— START OF Extracted records —

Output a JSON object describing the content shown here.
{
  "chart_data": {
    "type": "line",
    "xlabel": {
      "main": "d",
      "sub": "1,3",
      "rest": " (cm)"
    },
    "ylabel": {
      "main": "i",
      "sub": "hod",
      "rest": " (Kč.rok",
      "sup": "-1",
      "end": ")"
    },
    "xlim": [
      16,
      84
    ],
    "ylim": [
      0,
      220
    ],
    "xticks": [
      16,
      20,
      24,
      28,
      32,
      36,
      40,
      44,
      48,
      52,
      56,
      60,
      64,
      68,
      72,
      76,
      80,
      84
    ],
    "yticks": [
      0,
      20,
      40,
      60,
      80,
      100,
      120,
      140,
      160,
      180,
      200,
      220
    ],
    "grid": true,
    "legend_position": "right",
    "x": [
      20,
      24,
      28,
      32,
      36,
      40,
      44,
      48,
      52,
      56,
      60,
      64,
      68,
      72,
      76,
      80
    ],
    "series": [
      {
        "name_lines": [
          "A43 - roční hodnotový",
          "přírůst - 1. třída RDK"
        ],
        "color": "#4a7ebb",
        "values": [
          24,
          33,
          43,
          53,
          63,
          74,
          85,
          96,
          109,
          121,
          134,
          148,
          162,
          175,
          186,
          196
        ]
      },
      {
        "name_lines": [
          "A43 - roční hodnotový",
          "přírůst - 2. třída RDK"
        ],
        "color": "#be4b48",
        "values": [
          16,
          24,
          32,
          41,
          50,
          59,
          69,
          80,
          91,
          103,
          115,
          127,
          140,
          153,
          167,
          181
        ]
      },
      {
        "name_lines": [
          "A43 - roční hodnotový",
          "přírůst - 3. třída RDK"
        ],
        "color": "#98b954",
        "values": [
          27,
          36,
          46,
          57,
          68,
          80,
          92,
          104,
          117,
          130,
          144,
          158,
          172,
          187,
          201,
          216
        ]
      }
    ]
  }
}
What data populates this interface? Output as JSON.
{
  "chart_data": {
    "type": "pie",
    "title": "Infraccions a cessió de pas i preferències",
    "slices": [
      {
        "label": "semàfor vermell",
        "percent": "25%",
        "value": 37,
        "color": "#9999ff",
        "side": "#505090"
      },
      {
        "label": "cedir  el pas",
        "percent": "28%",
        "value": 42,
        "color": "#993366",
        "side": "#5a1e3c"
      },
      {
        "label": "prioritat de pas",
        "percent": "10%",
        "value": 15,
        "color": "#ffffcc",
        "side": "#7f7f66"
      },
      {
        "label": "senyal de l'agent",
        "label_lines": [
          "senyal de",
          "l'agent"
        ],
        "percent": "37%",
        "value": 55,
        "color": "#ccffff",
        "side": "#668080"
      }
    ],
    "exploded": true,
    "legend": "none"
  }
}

— END OF Extracted records —

# Your instructions:
Quote each line above in full, word for word.

# The completed task:
Output a JSON object describing the content shown here.
{
  "chart_data": {
    "type": "line",
    "xlabel": {
      "main": "d",
      "sub": "1,3",
      "rest": " (cm)"
    },
    "ylabel": {
      "main": "i",
      "sub": "hod",
      "rest": " (Kč.rok",
      "sup": "-1",
      "end": ")"
    },
    "xlim": [
      16,
      84
    ],
    "ylim": [
      0,
      220
    ],
    "xticks": [
      16,
      20,
      24,
      28,
      32,
      36,
      40,
      44,
      48,
      52,
      56,
      60,
      64,
      68,
      72,
      76,
      80,
      84
    ],
    "yticks": [
      0,
      20,
      40,
      60,
      80,
      100,
      120,
      140,
      160,
      180,
      200,
      220
    ],
    "grid": true,
    "legend_position": "right",
    "x": [
      20,
      24,
      28,
      32,
      36,
      40,
      44,
      48,
      52,
      56,
      60,
      64,
      68,
      72,
      76,
      80
    ],
    "series": [
      {
        "name_lines": [
          "A43 - roční hodnotový",
          "přírůst - 1. třída RDK"
        ],
        "color": "#4a7ebb",
        "values": [
          24,
          33,
          43,
          53,
          63,
          74,
          85,
          96,
          109,
          121,
          134,
          148,
          162,
          175,
          186,
          196
        ]
      },
      {
        "name_lines": [
          "A43 - roční hodnotový",
          "přírůst - 2. třída RDK"
        ],
        "color": "#be4b48",
        "values": [
          16,
          24,
          32,
          41,
          50,
          59,
          69,
          80,
          91,
          103,
          115,
          127,
          140,
          153,
          167,
          181
        ]
      },
      {
        "name_lines": [
          "A43 - roční hodnotový",
          "přírůst - 3. třída RDK"
        ],
        "color": "#98b954",
        "values": [
          27,
          36,
          46,
          57,
          68,
          80,
          92,
          104,
          117,
          130,
          144,
          158,
          172,
          187,
          201,
          216
        ]
      }
    ]
  }
}
What data populates this interface? Output as JSON.
{
  "chart_data": {
    "type": "pie",
    "title": "Infraccions a cessió de pas i preferències",
    "slices": [
      {
        "label": "semàfor vermell",
        "percent": "25%",
        "value": 37,
        "color": "#9999ff",
        "side": "#505090"
      },
      {
        "label": "cedir  el pas",
        "percent": "28%",
        "value": 42,
        "color": "#993366",
        "side": "#5a1e3c"
      },
      {
        "label": "prioritat de pas",
        "percent": "10%",
        "value": 15,
        "color": "#ffffcc",
        "side": "#7f7f66"
      },
      {
        "label": "senyal de l'agent",
        "label_lines": [
          "senyal de",
          "l'agent"
        ],
        "percent": "37%",
        "value": 55,
        "color": "#ccffff",
        "side": "#668080"
      }
    ],
    "exploded": true,
    "legend": "none"
  }
}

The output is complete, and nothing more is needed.